▶ [Direction] Quote the whole listing verbatim.

▶ [Material provided]
= = = =

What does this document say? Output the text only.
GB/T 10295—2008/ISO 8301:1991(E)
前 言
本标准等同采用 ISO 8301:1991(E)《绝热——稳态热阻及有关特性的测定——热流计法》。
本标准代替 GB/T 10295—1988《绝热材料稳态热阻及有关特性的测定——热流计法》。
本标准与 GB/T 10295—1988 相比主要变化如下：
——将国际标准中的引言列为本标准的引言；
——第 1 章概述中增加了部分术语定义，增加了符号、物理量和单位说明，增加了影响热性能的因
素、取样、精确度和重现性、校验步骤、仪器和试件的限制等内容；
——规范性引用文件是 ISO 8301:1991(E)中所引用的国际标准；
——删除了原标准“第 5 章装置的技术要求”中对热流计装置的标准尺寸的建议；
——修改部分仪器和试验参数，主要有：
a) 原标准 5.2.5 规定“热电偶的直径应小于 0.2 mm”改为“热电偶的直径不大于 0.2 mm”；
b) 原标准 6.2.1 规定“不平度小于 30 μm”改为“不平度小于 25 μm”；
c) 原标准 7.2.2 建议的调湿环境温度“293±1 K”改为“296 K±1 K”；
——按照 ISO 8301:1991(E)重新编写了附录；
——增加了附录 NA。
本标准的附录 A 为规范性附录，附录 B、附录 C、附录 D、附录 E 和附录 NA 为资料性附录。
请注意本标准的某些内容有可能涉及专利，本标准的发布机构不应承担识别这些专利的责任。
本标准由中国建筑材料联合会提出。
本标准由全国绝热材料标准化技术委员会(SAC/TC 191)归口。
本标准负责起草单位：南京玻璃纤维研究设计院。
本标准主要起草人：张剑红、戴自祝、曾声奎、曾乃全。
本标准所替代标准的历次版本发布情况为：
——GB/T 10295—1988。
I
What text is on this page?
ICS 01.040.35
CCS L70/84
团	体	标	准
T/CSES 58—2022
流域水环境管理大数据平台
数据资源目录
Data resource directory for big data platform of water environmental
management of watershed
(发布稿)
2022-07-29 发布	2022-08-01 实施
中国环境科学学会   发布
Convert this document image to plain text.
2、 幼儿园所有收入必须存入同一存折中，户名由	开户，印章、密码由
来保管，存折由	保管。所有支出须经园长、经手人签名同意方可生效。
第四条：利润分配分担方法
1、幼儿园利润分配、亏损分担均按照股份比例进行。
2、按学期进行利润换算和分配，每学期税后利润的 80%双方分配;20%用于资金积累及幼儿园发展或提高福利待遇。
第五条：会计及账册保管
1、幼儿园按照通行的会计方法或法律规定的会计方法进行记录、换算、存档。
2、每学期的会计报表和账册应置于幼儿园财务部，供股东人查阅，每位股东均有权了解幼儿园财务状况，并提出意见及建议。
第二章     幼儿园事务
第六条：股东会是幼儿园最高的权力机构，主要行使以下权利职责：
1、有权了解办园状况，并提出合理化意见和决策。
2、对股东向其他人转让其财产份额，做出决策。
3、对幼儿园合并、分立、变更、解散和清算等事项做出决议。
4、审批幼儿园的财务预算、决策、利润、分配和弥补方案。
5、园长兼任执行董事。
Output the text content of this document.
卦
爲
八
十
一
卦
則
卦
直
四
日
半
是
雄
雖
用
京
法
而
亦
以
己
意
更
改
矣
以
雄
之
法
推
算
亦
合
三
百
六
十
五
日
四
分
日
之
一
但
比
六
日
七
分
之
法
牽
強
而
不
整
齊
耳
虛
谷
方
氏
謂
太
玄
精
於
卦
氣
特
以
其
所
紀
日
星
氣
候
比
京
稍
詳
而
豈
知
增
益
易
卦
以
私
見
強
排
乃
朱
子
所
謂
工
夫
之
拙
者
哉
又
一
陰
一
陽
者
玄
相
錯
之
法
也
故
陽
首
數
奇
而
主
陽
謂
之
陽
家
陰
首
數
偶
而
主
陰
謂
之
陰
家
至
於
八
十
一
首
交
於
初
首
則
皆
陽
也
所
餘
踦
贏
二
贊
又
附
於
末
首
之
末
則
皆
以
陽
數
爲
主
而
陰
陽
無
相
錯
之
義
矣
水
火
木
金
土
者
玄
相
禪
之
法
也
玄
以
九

= = = =

▶ [Solution below]
What does this document say? Output the text only.
GB/T 10295—2008/ISO 8301:1991(E)
前 言
本标准等同采用 ISO 8301:1991(E)《绝热——稳态热阻及有关特性的测定——热流计法》。
本标准代替 GB/T 10295—1988《绝热材料稳态热阻及有关特性的测定——热流计法》。
本标准与 GB/T 10295—1988 相比主要变化如下：
——将国际标准中的引言列为本标准的引言；
——第 1 章概述中增加了部分术语定义，增加了符号、物理量和单位说明，增加了影响热性能的因
素、取样、精确度和重现性、校验步骤、仪器和试件的限制等内容；
——规范性引用文件是 ISO 8301:1991(E)中所引用的国际标准；
——删除了原标准“第 5 章装置的技术要求”中对热流计装置的标准尺寸的建议；
——修改部分仪器和试验参数，主要有：
a) 原标准 5.2.5 规定“热电偶的直径应小于 0.2 mm”改为“热电偶的直径不大于 0.2 mm”；
b) 原标准 6.2.1 规定“不平度小于 30 μm”改为“不平度小于 25 μm”；
c) 原标准 7.2.2 建议的调湿环境温度“293±1 K”改为“296 K±1 K”；
——按照 ISO 8301:1991(E)重新编写了附录；
——增加了附录 NA。
本标准的附录 A 为规范性附录，附录 B、附录 C、附录 D、附录 E 和附录 NA 为资料性附录。
请注意本标准的某些内容有可能涉及专利，本标准的发布机构不应承担识别这些专利的责任。
本标准由中国建筑材料联合会提出。
本标准由全国绝热材料标准化技术委员会(SAC/TC 191)归口。
本标准负责起草单位：南京玻璃纤维研究设计院。
本标准主要起草人：张剑红、戴自祝、曾声奎、曾乃全。
本标准所替代标准的历次版本发布情况为：
——GB/T 10295—1988。
I
What text is on this page?
ICS 01.040.35
CCS L70/84
团	体	标	准
T/CSES 58—2022
流域水环境管理大数据平台
数据资源目录
Data resource directory for big data platform of water environmental
management of watershed
(发布稿)
2022-07-29 发布	2022-08-01 实施
中国环境科学学会   发布
Convert this document image to plain text.
2、 幼儿园所有收入必须存入同一存折中，户名由	开户，印章、密码由
来保管，存折由	保管。所有支出须经园长、经手人签名同意方可生效。
第四条：利润分配分担方法
1、幼儿园利润分配、亏损分担均按照股份比例进行。
2、按学期进行利润换算和分配，每学期税后利润的 80%双方分配;20%用于资金积累及幼儿园发展或提高福利待遇。
第五条：会计及账册保管
1、幼儿园按照通行的会计方法或法律规定的会计方法进行记录、换算、存档。
2、每学期的会计报表和账册应置于幼儿园财务部，供股东人查阅，每位股东均有权了解幼儿园财务状况，并提出意见及建议。
第二章     幼儿园事务
第六条：股东会是幼儿园最高的权力机构，主要行使以下权利职责：
1、有权了解办园状况，并提出合理化意见和决策。
2、对股东向其他人转让其财产份额，做出决策。
3、对幼儿园合并、分立、变更、解散和清算等事项做出决议。
4、审批幼儿园的财务预算、决策、利润、分配和弥补方案。
5、园长兼任执行董事。
Output the text content of this document.
卦
爲
八
十
一
卦
則
卦
直
四
日
半
是
雄
雖
用
京
法
而
亦
以
己
意
更
改
矣
以
雄
之
法
推
算
亦
合
三
百
六
十
五
日
四
分
日
之
一
但
比
六
日
七
分
之
法
牽
強
而
不
整
齊
耳
虛
谷
方
氏
謂
太
玄
精
於
卦
氣
特
以
其
所
紀
日
星
氣
候
比
京
稍
詳
而
豈
知
增
益
易
卦
以
私
見
強
排
乃
朱
子
所
謂
工
夫
之
拙
者
哉
又
一
陰
一
陽
者
玄
相
錯
之
法
也
故
陽
首
數
奇
而
主
陽
謂
之
陽
家
陰
首
數
偶
而
主
陰
謂
之
陰
家
至
於
八
十
一
首
交
於
初
首
則
皆
陽
也
所
餘
踦
贏
二
贊
又
附
於
末
首
之
末
則
皆
以
陽
數
爲
主
而
陰
陽
無
相
錯
之
義
矣
水
火
木
金
土
者
玄
相
禪
之
法
也
玄
以
九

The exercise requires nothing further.